● **Written problem**
Count how many lines of the data include "BIAS". The answer is that number and nothing else.

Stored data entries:
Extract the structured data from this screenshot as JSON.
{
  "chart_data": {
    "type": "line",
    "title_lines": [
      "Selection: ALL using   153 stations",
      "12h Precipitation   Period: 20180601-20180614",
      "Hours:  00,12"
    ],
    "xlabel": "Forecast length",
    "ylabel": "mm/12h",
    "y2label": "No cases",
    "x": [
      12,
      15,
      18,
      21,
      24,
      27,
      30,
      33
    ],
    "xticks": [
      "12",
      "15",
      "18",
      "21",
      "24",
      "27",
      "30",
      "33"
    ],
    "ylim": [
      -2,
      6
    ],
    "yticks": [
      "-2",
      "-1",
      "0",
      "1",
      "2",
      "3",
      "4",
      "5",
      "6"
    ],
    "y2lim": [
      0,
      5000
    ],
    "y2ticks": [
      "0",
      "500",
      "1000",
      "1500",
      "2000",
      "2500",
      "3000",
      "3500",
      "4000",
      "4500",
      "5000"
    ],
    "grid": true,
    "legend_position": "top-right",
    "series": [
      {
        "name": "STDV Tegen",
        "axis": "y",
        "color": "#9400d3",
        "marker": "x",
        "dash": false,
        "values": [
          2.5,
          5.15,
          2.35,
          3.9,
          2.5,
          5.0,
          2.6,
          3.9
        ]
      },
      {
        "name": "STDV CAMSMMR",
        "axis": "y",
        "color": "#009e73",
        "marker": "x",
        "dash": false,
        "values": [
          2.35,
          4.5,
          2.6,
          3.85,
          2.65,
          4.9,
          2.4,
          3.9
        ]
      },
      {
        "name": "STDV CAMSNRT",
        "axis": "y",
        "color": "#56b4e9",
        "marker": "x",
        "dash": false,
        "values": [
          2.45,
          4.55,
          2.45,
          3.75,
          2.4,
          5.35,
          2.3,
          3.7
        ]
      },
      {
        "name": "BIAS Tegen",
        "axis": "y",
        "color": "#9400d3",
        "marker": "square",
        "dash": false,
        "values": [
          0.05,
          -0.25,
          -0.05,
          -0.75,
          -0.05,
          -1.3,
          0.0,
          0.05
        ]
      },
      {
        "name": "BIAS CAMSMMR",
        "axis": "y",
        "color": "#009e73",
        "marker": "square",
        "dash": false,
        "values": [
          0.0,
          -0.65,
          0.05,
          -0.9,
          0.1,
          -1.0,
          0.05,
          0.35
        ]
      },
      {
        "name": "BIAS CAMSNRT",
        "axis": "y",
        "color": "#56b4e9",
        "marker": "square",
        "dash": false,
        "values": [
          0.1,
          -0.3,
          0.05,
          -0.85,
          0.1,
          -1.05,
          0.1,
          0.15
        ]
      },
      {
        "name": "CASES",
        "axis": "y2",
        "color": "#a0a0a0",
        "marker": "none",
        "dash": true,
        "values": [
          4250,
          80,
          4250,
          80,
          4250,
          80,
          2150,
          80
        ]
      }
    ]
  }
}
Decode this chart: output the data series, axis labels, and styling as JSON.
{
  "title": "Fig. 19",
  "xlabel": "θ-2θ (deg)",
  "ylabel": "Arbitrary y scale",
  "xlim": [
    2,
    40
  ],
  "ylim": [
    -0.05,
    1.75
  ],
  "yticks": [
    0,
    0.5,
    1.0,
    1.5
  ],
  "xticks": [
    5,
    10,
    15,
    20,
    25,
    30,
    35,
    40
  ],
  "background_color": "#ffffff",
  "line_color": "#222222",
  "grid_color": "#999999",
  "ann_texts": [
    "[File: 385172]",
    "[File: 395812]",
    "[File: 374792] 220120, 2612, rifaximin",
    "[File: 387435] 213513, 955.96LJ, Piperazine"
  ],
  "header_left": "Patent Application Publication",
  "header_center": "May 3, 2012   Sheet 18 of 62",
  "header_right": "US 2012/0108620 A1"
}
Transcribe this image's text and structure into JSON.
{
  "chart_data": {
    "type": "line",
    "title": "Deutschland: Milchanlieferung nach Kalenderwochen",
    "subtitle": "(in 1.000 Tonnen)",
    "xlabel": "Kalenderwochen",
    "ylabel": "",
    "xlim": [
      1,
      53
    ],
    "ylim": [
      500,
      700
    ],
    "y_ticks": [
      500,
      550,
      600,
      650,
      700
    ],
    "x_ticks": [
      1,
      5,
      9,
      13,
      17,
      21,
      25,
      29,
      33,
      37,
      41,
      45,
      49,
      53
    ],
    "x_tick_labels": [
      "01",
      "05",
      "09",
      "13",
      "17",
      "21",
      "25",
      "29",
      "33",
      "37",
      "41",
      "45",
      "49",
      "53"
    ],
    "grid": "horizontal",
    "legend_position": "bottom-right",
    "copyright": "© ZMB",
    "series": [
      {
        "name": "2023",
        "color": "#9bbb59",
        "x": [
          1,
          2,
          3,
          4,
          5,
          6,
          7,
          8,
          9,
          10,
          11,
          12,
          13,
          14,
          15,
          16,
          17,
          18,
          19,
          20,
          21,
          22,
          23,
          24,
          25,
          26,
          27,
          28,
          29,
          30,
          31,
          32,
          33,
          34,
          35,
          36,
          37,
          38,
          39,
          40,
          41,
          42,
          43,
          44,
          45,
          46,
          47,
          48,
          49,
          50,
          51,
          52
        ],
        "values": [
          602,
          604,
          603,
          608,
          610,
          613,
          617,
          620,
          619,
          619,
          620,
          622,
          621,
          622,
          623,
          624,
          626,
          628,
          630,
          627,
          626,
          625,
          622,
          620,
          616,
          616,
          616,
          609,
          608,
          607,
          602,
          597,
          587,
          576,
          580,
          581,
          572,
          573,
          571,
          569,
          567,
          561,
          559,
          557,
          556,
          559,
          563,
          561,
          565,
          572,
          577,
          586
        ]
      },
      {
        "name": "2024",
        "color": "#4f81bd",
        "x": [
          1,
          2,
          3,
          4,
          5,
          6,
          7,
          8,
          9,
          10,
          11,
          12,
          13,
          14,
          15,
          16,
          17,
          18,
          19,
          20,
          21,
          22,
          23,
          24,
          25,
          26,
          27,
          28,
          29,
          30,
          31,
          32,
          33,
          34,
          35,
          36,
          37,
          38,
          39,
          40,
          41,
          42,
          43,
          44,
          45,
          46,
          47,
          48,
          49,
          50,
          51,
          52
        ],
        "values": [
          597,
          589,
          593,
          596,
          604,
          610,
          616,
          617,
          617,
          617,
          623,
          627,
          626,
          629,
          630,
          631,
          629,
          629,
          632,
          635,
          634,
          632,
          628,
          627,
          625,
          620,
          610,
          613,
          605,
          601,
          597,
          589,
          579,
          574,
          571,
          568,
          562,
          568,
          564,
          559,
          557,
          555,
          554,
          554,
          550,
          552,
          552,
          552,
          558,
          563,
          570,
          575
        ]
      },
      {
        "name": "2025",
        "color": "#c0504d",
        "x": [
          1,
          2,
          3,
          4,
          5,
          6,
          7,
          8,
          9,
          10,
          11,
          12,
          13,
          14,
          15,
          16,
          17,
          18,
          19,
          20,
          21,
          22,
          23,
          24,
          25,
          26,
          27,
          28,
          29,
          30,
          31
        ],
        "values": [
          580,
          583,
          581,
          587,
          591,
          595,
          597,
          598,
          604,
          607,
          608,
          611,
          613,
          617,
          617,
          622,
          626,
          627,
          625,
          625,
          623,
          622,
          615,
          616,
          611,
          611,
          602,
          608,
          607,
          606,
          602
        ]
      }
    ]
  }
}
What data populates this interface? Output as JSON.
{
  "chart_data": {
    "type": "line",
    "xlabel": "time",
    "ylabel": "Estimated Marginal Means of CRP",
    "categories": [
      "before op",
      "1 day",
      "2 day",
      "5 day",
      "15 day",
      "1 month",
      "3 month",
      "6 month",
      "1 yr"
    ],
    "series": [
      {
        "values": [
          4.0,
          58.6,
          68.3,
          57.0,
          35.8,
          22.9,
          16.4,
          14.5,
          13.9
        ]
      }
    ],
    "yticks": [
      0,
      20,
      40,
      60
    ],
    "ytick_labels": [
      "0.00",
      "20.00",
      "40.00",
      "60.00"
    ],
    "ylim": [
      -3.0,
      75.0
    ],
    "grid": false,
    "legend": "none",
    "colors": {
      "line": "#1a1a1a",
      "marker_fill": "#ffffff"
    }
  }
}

● **Complete response**
3